**WORK TO BE COMPLETED**. Transcribe every line exactly and omit anything that is a picture.

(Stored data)
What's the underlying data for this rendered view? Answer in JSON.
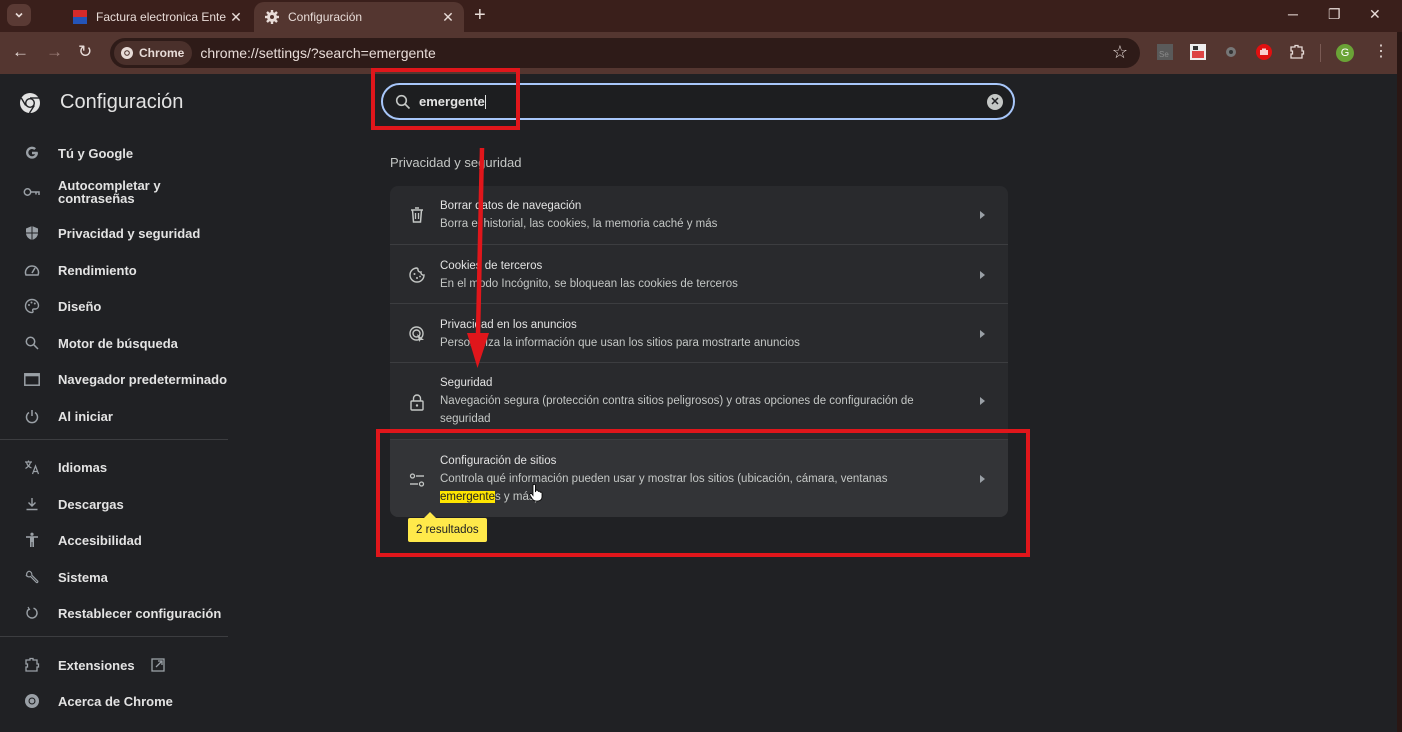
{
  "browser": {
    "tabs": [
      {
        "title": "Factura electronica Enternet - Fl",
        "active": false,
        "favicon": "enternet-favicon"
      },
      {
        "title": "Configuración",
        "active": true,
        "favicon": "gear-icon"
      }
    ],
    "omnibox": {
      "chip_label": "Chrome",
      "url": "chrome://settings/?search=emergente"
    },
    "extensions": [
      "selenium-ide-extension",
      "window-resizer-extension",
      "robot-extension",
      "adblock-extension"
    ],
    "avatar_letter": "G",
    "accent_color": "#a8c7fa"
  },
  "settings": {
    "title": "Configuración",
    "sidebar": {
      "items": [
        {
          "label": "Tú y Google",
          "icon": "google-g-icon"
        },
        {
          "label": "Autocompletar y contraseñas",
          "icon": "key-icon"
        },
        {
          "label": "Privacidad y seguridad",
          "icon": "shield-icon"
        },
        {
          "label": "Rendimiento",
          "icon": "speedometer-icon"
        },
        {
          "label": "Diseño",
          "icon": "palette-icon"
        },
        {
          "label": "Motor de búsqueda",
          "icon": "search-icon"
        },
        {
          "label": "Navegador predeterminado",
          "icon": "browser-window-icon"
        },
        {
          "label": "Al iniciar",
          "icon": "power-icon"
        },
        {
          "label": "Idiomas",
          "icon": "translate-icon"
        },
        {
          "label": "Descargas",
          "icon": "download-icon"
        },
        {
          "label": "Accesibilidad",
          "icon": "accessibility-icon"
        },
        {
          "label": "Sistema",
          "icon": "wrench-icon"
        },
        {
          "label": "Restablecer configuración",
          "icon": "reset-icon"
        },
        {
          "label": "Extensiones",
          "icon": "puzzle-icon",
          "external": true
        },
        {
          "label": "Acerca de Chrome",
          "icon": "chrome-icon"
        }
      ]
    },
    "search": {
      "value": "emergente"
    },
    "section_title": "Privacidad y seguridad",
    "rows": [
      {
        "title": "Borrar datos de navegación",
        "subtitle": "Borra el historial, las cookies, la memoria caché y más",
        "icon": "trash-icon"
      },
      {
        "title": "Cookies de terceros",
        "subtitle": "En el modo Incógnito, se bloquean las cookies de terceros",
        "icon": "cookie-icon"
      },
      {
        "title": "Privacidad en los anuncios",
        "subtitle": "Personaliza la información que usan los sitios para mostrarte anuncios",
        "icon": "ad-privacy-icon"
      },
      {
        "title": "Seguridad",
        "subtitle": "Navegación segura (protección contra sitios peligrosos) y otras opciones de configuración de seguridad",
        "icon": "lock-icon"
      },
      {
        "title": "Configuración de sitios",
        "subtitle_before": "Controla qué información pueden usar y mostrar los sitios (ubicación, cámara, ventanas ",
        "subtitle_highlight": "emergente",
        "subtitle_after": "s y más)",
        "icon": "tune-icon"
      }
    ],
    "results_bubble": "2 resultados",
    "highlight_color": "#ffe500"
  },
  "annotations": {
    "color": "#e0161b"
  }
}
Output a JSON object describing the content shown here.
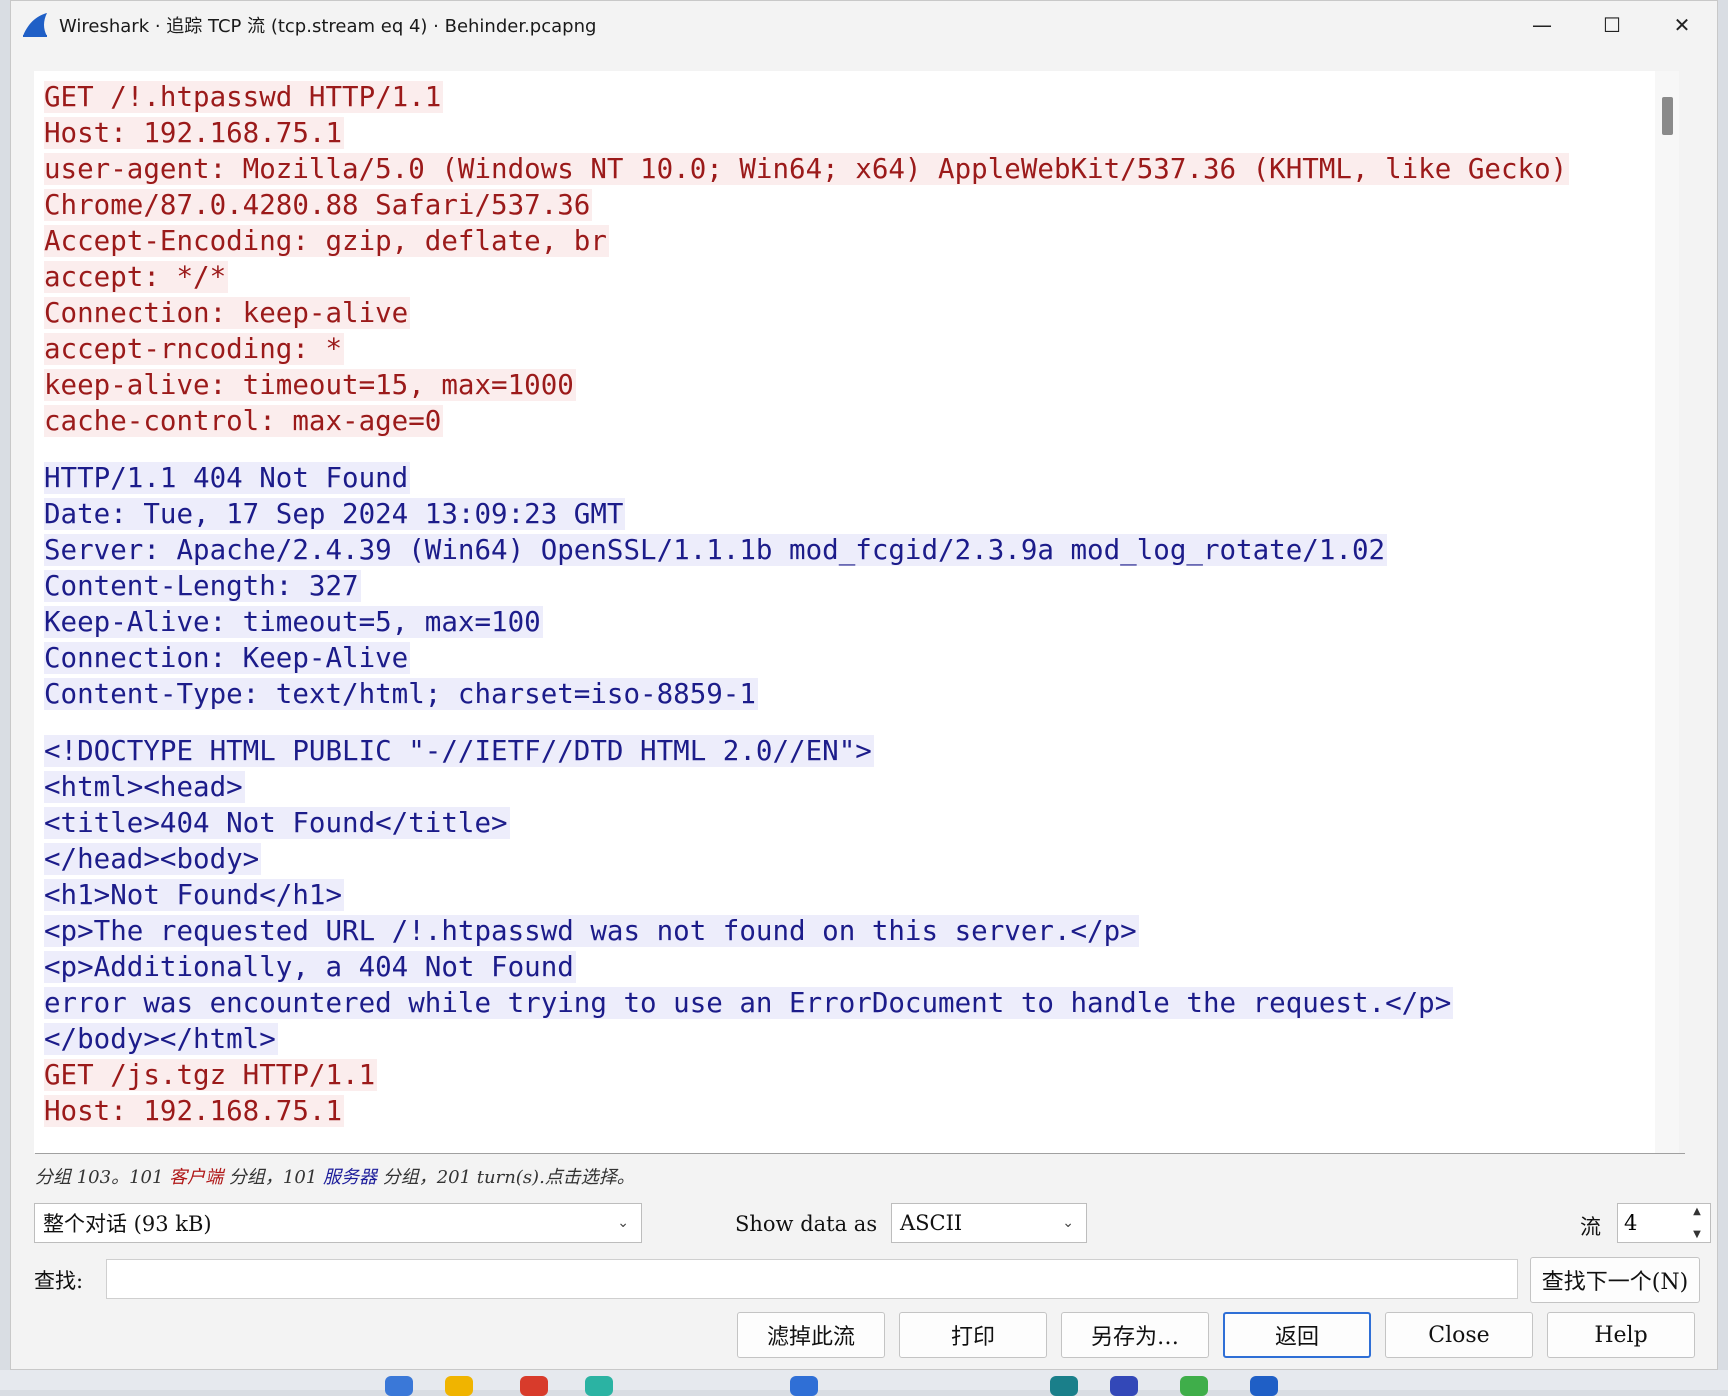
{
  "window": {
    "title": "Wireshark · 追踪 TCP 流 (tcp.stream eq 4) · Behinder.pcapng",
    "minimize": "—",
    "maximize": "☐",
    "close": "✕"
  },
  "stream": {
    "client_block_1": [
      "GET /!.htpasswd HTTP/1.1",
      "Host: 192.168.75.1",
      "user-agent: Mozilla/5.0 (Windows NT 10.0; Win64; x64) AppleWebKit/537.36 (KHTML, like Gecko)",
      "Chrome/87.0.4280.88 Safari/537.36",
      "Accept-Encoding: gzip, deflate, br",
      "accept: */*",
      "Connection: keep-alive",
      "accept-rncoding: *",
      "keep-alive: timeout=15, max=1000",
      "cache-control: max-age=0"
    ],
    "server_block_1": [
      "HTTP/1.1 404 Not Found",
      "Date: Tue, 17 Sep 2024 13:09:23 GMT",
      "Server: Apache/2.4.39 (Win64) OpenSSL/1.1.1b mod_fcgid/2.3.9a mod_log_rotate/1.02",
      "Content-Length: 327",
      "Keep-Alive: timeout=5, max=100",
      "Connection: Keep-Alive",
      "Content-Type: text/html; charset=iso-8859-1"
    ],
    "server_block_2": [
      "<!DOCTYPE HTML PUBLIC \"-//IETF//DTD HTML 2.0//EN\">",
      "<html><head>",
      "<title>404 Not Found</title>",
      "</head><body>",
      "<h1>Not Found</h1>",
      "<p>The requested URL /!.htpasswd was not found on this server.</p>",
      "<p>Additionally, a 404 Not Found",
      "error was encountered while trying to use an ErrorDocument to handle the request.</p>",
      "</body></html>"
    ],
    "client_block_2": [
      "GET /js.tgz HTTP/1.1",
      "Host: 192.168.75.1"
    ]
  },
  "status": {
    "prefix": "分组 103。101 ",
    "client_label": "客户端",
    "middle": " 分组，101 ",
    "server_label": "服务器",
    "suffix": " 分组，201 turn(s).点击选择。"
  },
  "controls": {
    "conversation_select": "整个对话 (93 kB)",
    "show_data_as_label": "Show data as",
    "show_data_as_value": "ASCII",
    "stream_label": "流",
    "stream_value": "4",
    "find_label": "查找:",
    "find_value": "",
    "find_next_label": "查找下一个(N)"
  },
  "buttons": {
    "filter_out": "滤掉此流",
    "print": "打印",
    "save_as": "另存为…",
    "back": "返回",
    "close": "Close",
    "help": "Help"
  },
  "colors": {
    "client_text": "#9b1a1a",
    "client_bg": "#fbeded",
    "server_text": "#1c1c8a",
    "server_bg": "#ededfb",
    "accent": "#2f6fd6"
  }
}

**RESULT OF THE EXERCISE**.
What's the underlying data for this rendered view? Answer in JSON.
{
  "browser": {
    "tabs": [
      {
        "title": "Factura electronica Enternet - Fl",
        "active": false,
        "favicon": "enternet-favicon"
      },
      {
        "title": "Configuración",
        "active": true,
        "favicon": "gear-icon"
      }
    ],
    "omnibox": {
      "chip_label": "Chrome",
      "url": "chrome://settings/?search=emergente"
    },
    "extensions": [
      "selenium-ide-extension",
      "window-resizer-extension",
      "robot-extension",
      "adblock-extension"
    ],
    "avatar_letter": "G",
    "accent_color": "#a8c7fa"
  },
  "settings": {
    "title": "Configuración",
    "sidebar": {
      "items": [
        {
          "label": "Tú y Google",
          "icon": "google-g-icon"
        },
        {
          "label": "Autocompletar y contraseñas",
          "icon": "key-icon"
        },
        {
          "label": "Privacidad y seguridad",
          "icon": "shield-icon"
        },
        {
          "label": "Rendimiento",
          "icon": "speedometer-icon"
        },
        {
          "label": "Diseño",
          "icon": "palette-icon"
        },
        {
          "label": "Motor de búsqueda",
          "icon": "search-icon"
        },
        {
          "label": "Navegador predeterminado",
          "icon": "browser-window-icon"
        },
        {
          "label": "Al iniciar",
          "icon": "power-icon"
        },
        {
          "label": "Idiomas",
          "icon": "translate-icon"
        },
        {
          "label": "Descargas",
          "icon": "download-icon"
        },
        {
          "label": "Accesibilidad",
          "icon": "accessibility-icon"
        },
        {
          "label": "Sistema",
          "icon": "wrench-icon"
        },
        {
          "label": "Restablecer configuración",
          "icon": "reset-icon"
        },
        {
          "label": "Extensiones",
          "icon": "puzzle-icon",
          "external": true
        },
        {
          "label": "Acerca de Chrome",
          "icon": "chrome-icon"
        }
      ]
    },
    "search": {
      "value": "emergente"
    },
    "section_title": "Privacidad y seguridad",
    "rows": [
      {
        "title": "Borrar datos de navegación",
        "subtitle": "Borra el historial, las cookies, la memoria caché y más",
        "icon": "trash-icon"
      },
      {
        "title": "Cookies de terceros",
        "subtitle": "En el modo Incógnito, se bloquean las cookies de terceros",
        "icon": "cookie-icon"
      },
      {
        "title": "Privacidad en los anuncios",
        "subtitle": "Personaliza la información que usan los sitios para mostrarte anuncios",
        "icon": "ad-privacy-icon"
      },
      {
        "title": "Seguridad",
        "subtitle": "Navegación segura (protección contra sitios peligrosos) y otras opciones de configuración de seguridad",
        "icon": "lock-icon"
      },
      {
        "title": "Configuración de sitios",
        "subtitle_before": "Controla qué información pueden usar y mostrar los sitios (ubicación, cámara, ventanas ",
        "subtitle_highlight": "emergente",
        "subtitle_after": "s y más)",
        "icon": "tune-icon"
      }
    ],
    "results_bubble": "2 resultados",
    "highlight_color": "#ffe500"
  },
  "annotations": {
    "color": "#e0161b"
  }
}
Output a JSON object describing the content shown here.
{
  "window": {
    "title": "Wireshark · 追踪 TCP 流 (tcp.stream eq 4) · Behinder.pcapng",
    "minimize": "—",
    "maximize": "☐",
    "close": "✕"
  },
  "stream": {
    "client_block_1": [
      "GET /!.htpasswd HTTP/1.1",
      "Host: 192.168.75.1",
      "user-agent: Mozilla/5.0 (Windows NT 10.0; Win64; x64) AppleWebKit/537.36 (KHTML, like Gecko)",
      "Chrome/87.0.4280.88 Safari/537.36",
      "Accept-Encoding: gzip, deflate, br",
      "accept: */*",
      "Connection: keep-alive",
      "accept-rncoding: *",
      "keep-alive: timeout=15, max=1000",
      "cache-control: max-age=0"
    ],
    "server_block_1": [
      "HTTP/1.1 404 Not Found",
      "Date: Tue, 17 Sep 2024 13:09:23 GMT",
      "Server: Apache/2.4.39 (Win64) OpenSSL/1.1.1b mod_fcgid/2.3.9a mod_log_rotate/1.02",
      "Content-Length: 327",
      "Keep-Alive: timeout=5, max=100",
      "Connection: Keep-Alive",
      "Content-Type: text/html; charset=iso-8859-1"
    ],
    "server_block_2": [
      "<!DOCTYPE HTML PUBLIC \"-//IETF//DTD HTML 2.0//EN\">",
      "<html><head>",
      "<title>404 Not Found</title>",
      "</head><body>",
      "<h1>Not Found</h1>",
      "<p>The requested URL /!.htpasswd was not found on this server.</p>",
      "<p>Additionally, a 404 Not Found",
      "error was encountered while trying to use an ErrorDocument to handle the request.</p>",
      "</body></html>"
    ],
    "client_block_2": [
      "GET /js.tgz HTTP/1.1",
      "Host: 192.168.75.1"
    ]
  },
  "status": {
    "prefix": "分组 103。101 ",
    "client_label": "客户端",
    "middle": " 分组，101 ",
    "server_label": "服务器",
    "suffix": " 分组，201 turn(s).点击选择。"
  },
  "controls": {
    "conversation_select": "整个对话 (93 kB)",
    "show_data_as_label": "Show data as",
    "show_data_as_value": "ASCII",
    "stream_label": "流",
    "stream_value": "4",
    "find_label": "查找:",
    "find_value": "",
    "find_next_label": "查找下一个(N)"
  },
  "buttons": {
    "filter_out": "滤掉此流",
    "print": "打印",
    "save_as": "另存为…",
    "back": "返回",
    "close": "Close",
    "help": "Help"
  },
  "colors": {
    "client_text": "#9b1a1a",
    "client_bg": "#fbeded",
    "server_text": "#1c1c8a",
    "server_bg": "#ededfb",
    "accent": "#2f6fd6"
  }
}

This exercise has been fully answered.